* [Exercise description] Wherever the word "this" appears in the entries, copy the whole line.

* [Supplied material]
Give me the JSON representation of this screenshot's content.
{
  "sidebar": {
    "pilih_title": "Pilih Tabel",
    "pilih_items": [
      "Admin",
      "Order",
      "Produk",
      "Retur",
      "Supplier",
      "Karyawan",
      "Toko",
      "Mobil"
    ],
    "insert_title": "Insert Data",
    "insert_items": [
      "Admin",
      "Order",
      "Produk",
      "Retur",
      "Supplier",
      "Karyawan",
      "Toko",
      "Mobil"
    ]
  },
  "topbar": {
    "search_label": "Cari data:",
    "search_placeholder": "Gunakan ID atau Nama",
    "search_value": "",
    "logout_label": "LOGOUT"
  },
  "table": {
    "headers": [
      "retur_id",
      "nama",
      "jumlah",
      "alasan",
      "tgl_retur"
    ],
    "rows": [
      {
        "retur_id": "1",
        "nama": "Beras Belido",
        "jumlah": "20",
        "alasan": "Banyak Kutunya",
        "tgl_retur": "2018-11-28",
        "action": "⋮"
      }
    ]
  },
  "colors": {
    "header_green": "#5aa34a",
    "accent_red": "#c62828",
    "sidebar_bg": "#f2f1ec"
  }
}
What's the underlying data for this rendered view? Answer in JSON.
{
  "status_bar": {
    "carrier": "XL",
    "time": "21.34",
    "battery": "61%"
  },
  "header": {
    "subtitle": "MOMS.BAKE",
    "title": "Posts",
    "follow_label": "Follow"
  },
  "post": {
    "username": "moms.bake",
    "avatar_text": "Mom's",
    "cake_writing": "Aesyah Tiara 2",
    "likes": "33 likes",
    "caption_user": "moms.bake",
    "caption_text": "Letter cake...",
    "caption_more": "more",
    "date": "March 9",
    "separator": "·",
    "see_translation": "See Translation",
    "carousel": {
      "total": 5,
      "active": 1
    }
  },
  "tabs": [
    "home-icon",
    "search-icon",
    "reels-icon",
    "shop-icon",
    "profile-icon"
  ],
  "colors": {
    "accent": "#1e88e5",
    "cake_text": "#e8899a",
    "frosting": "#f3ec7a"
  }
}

* [Task solution]
Give me the JSON representation of this screenshot's content.
What's the underlying data for this rendered view? Answer in JSON.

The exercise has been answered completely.